[Dataset records]
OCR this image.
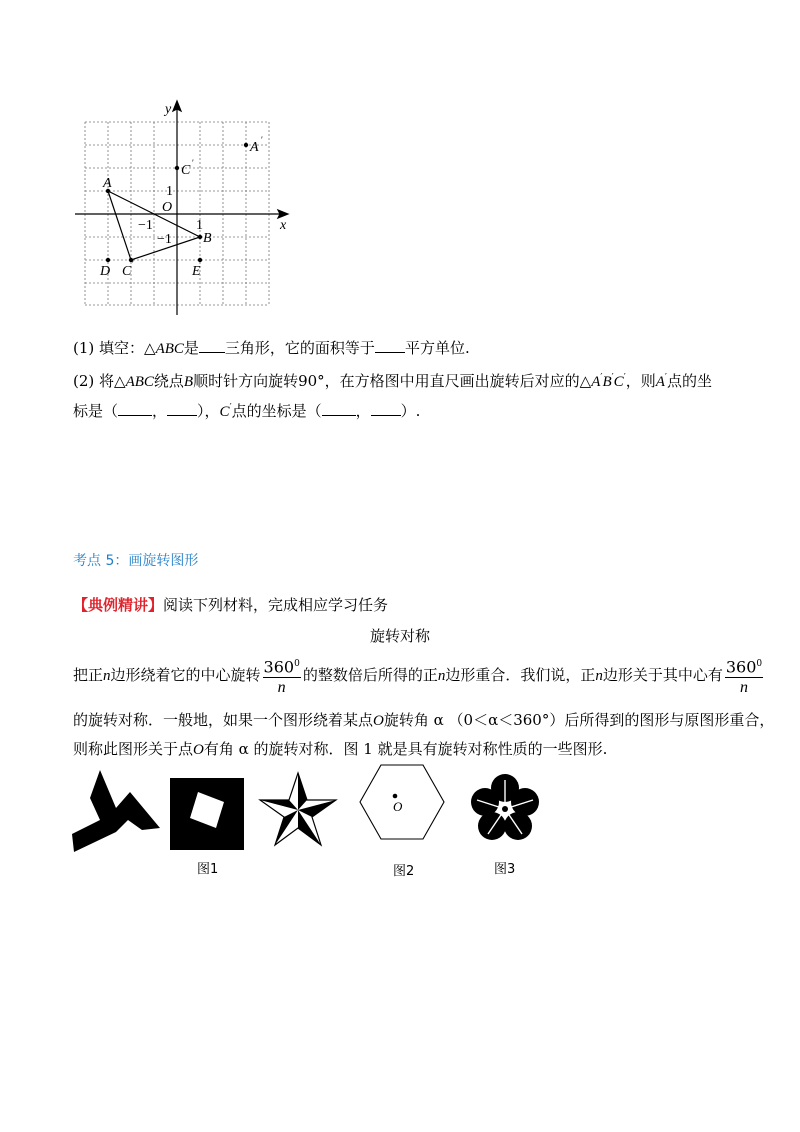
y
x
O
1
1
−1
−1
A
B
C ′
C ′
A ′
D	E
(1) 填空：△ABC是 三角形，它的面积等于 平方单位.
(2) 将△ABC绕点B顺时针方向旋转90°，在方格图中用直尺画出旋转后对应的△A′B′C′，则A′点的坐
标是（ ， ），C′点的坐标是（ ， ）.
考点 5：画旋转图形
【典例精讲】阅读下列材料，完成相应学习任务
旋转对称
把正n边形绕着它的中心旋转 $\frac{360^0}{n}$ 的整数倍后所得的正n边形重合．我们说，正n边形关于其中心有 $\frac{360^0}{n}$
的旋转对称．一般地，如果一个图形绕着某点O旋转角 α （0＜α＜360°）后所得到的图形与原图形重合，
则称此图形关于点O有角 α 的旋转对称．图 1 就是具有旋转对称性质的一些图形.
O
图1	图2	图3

* * *

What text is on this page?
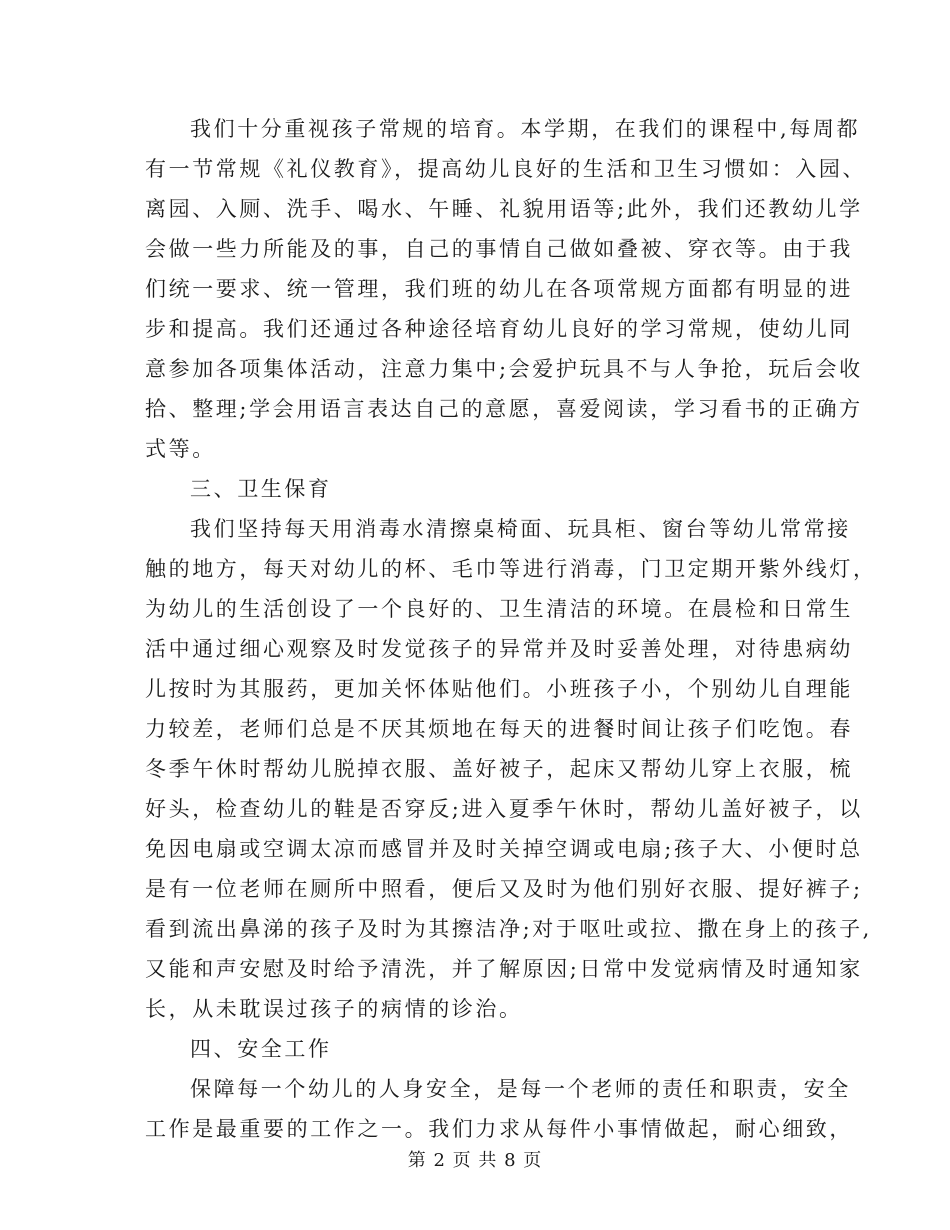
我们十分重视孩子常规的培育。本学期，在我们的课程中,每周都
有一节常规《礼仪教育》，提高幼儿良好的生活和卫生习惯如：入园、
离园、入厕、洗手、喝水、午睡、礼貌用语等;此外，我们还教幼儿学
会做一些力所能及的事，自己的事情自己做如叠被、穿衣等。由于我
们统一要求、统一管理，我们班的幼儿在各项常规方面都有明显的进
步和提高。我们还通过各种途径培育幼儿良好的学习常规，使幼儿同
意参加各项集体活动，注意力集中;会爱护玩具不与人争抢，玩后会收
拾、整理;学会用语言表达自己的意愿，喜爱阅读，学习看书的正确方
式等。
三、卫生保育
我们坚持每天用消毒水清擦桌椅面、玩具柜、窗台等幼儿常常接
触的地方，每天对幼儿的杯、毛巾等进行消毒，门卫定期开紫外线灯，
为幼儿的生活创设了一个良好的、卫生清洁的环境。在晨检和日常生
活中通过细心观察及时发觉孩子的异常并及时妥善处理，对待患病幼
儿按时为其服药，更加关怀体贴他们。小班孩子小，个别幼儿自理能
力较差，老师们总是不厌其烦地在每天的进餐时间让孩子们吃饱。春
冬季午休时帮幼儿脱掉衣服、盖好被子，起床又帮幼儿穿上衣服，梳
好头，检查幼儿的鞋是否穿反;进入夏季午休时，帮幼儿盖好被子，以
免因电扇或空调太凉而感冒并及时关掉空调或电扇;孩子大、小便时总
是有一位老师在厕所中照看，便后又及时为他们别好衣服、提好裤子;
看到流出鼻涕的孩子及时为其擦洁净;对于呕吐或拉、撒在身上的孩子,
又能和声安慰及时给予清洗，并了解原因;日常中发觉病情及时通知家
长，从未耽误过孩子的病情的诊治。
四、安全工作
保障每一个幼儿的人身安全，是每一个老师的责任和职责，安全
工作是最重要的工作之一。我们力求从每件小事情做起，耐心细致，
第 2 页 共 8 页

-- TASK INSTRUCTIONS --
What is the number of lines above that contain "this"? Answer with that number only.

-- ANSWER BELOW --
2